(Extracted data entries)
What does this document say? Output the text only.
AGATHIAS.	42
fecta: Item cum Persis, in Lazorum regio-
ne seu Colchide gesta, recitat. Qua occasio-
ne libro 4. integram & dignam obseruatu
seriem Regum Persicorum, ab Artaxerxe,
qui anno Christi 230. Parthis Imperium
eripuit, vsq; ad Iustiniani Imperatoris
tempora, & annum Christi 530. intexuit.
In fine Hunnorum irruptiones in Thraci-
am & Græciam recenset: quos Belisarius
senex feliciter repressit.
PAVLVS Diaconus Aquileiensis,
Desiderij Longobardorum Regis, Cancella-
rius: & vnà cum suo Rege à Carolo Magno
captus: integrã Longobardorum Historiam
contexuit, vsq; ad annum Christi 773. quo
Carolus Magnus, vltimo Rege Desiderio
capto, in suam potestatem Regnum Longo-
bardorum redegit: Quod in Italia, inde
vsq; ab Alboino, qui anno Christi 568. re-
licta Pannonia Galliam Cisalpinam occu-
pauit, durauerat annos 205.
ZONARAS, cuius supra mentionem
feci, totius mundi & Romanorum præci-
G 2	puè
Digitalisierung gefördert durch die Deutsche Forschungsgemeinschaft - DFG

__EXERCISE REQUIREMENTS__
Return each full line of the entries that contains the word "Christi".

__SOLUTION__
qui anno Christi 230. Parthis Imperium
tempora, & annum Christi 530. intexuit.
contexuit, vsq; ad annum Christi 773. quo
vsq; ab Alboino, qui anno Christi 568. re-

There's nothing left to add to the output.